▶ Provided data
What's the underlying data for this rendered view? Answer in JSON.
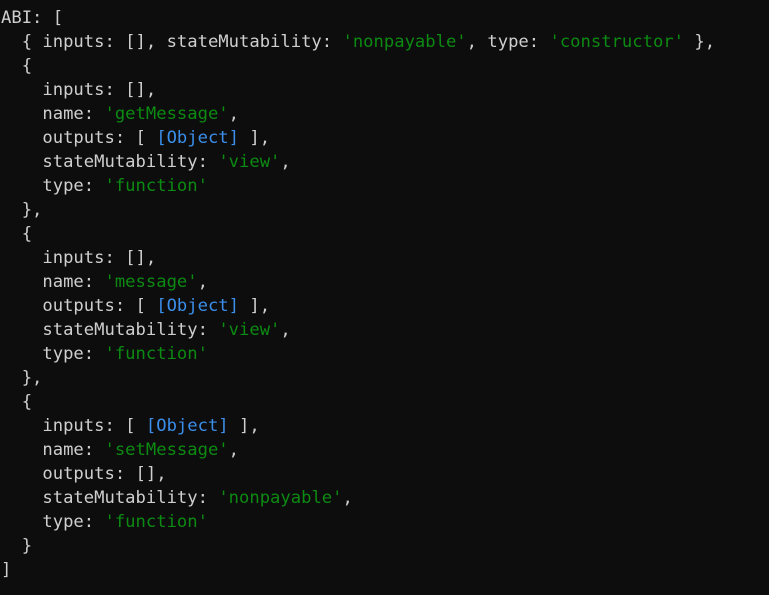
{
  "terminal": {
    "background_color": "#0d0d0d",
    "default_text_color": "#cfcfcf",
    "string_color": "#0d8a12",
    "object_color": "#3b8eea",
    "label": "ABI:",
    "lines": [
      [
        {
          "t": "ABI: [",
          "c": "plain"
        }
      ],
      [
        {
          "t": "  { inputs: [], stateMutability: ",
          "c": "plain"
        },
        {
          "t": "'nonpayable'",
          "c": "string"
        },
        {
          "t": ", type: ",
          "c": "plain"
        },
        {
          "t": "'constructor'",
          "c": "string"
        },
        {
          "t": " },",
          "c": "plain"
        }
      ],
      [
        {
          "t": "  {",
          "c": "plain"
        }
      ],
      [
        {
          "t": "    inputs: [],",
          "c": "plain"
        }
      ],
      [
        {
          "t": "    name: ",
          "c": "plain"
        },
        {
          "t": "'getMessage'",
          "c": "string"
        },
        {
          "t": ",",
          "c": "plain"
        }
      ],
      [
        {
          "t": "    outputs: [ ",
          "c": "plain"
        },
        {
          "t": "[Object]",
          "c": "object"
        },
        {
          "t": " ],",
          "c": "plain"
        }
      ],
      [
        {
          "t": "    stateMutability: ",
          "c": "plain"
        },
        {
          "t": "'view'",
          "c": "string"
        },
        {
          "t": ",",
          "c": "plain"
        }
      ],
      [
        {
          "t": "    type: ",
          "c": "plain"
        },
        {
          "t": "'function'",
          "c": "string"
        }
      ],
      [
        {
          "t": "  },",
          "c": "plain"
        }
      ],
      [
        {
          "t": "  {",
          "c": "plain"
        }
      ],
      [
        {
          "t": "    inputs: [],",
          "c": "plain"
        }
      ],
      [
        {
          "t": "    name: ",
          "c": "plain"
        },
        {
          "t": "'message'",
          "c": "string"
        },
        {
          "t": ",",
          "c": "plain"
        }
      ],
      [
        {
          "t": "    outputs: [ ",
          "c": "plain"
        },
        {
          "t": "[Object]",
          "c": "object"
        },
        {
          "t": " ],",
          "c": "plain"
        }
      ],
      [
        {
          "t": "    stateMutability: ",
          "c": "plain"
        },
        {
          "t": "'view'",
          "c": "string"
        },
        {
          "t": ",",
          "c": "plain"
        }
      ],
      [
        {
          "t": "    type: ",
          "c": "plain"
        },
        {
          "t": "'function'",
          "c": "string"
        }
      ],
      [
        {
          "t": "  },",
          "c": "plain"
        }
      ],
      [
        {
          "t": "  {",
          "c": "plain"
        }
      ],
      [
        {
          "t": "    inputs: [ ",
          "c": "plain"
        },
        {
          "t": "[Object]",
          "c": "object"
        },
        {
          "t": " ],",
          "c": "plain"
        }
      ],
      [
        {
          "t": "    name: ",
          "c": "plain"
        },
        {
          "t": "'setMessage'",
          "c": "string"
        },
        {
          "t": ",",
          "c": "plain"
        }
      ],
      [
        {
          "t": "    outputs: [],",
          "c": "plain"
        }
      ],
      [
        {
          "t": "    stateMutability: ",
          "c": "plain"
        },
        {
          "t": "'nonpayable'",
          "c": "string"
        },
        {
          "t": ",",
          "c": "plain"
        }
      ],
      [
        {
          "t": "    type: ",
          "c": "plain"
        },
        {
          "t": "'function'",
          "c": "string"
        }
      ],
      [
        {
          "t": "  }",
          "c": "plain"
        }
      ],
      [
        {
          "t": "]",
          "c": "plain"
        }
      ]
    ]
  }
}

▶ Task statement
Return the records exactly. Don't carry the pictures over.

▶ Task solution
What's the underlying data for this rendered view? Answer in JSON.
{
  "terminal": {
    "background_color": "#0d0d0d",
    "default_text_color": "#cfcfcf",
    "string_color": "#0d8a12",
    "object_color": "#3b8eea",
    "label": "ABI:",
    "lines": [
      [
        {
          "t": "ABI: [",
          "c": "plain"
        }
      ],
      [
        {
          "t": "  { inputs: [], stateMutability: ",
          "c": "plain"
        },
        {
          "t": "'nonpayable'",
          "c": "string"
        },
        {
          "t": ", type: ",
          "c": "plain"
        },
        {
          "t": "'constructor'",
          "c": "string"
        },
        {
          "t": " },",
          "c": "plain"
        }
      ],
      [
        {
          "t": "  {",
          "c": "plain"
        }
      ],
      [
        {
          "t": "    inputs: [],",
          "c": "plain"
        }
      ],
      [
        {
          "t": "    name: ",
          "c": "plain"
        },
        {
          "t": "'getMessage'",
          "c": "string"
        },
        {
          "t": ",",
          "c": "plain"
        }
      ],
      [
        {
          "t": "    outputs: [ ",
          "c": "plain"
        },
        {
          "t": "[Object]",
          "c": "object"
        },
        {
          "t": " ],",
          "c": "plain"
        }
      ],
      [
        {
          "t": "    stateMutability: ",
          "c": "plain"
        },
        {
          "t": "'view'",
          "c": "string"
        },
        {
          "t": ",",
          "c": "plain"
        }
      ],
      [
        {
          "t": "    type: ",
          "c": "plain"
        },
        {
          "t": "'function'",
          "c": "string"
        }
      ],
      [
        {
          "t": "  },",
          "c": "plain"
        }
      ],
      [
        {
          "t": "  {",
          "c": "plain"
        }
      ],
      [
        {
          "t": "    inputs: [],",
          "c": "plain"
        }
      ],
      [
        {
          "t": "    name: ",
          "c": "plain"
        },
        {
          "t": "'message'",
          "c": "string"
        },
        {
          "t": ",",
          "c": "plain"
        }
      ],
      [
        {
          "t": "    outputs: [ ",
          "c": "plain"
        },
        {
          "t": "[Object]",
          "c": "object"
        },
        {
          "t": " ],",
          "c": "plain"
        }
      ],
      [
        {
          "t": "    stateMutability: ",
          "c": "plain"
        },
        {
          "t": "'view'",
          "c": "string"
        },
        {
          "t": ",",
          "c": "plain"
        }
      ],
      [
        {
          "t": "    type: ",
          "c": "plain"
        },
        {
          "t": "'function'",
          "c": "string"
        }
      ],
      [
        {
          "t": "  },",
          "c": "plain"
        }
      ],
      [
        {
          "t": "  {",
          "c": "plain"
        }
      ],
      [
        {
          "t": "    inputs: [ ",
          "c": "plain"
        },
        {
          "t": "[Object]",
          "c": "object"
        },
        {
          "t": " ],",
          "c": "plain"
        }
      ],
      [
        {
          "t": "    name: ",
          "c": "plain"
        },
        {
          "t": "'setMessage'",
          "c": "string"
        },
        {
          "t": ",",
          "c": "plain"
        }
      ],
      [
        {
          "t": "    outputs: [],",
          "c": "plain"
        }
      ],
      [
        {
          "t": "    stateMutability: ",
          "c": "plain"
        },
        {
          "t": "'nonpayable'",
          "c": "string"
        },
        {
          "t": ",",
          "c": "plain"
        }
      ],
      [
        {
          "t": "    type: ",
          "c": "plain"
        },
        {
          "t": "'function'",
          "c": "string"
        }
      ],
      [
        {
          "t": "  }",
          "c": "plain"
        }
      ],
      [
        {
          "t": "]",
          "c": "plain"
        }
      ]
    ]
  }
}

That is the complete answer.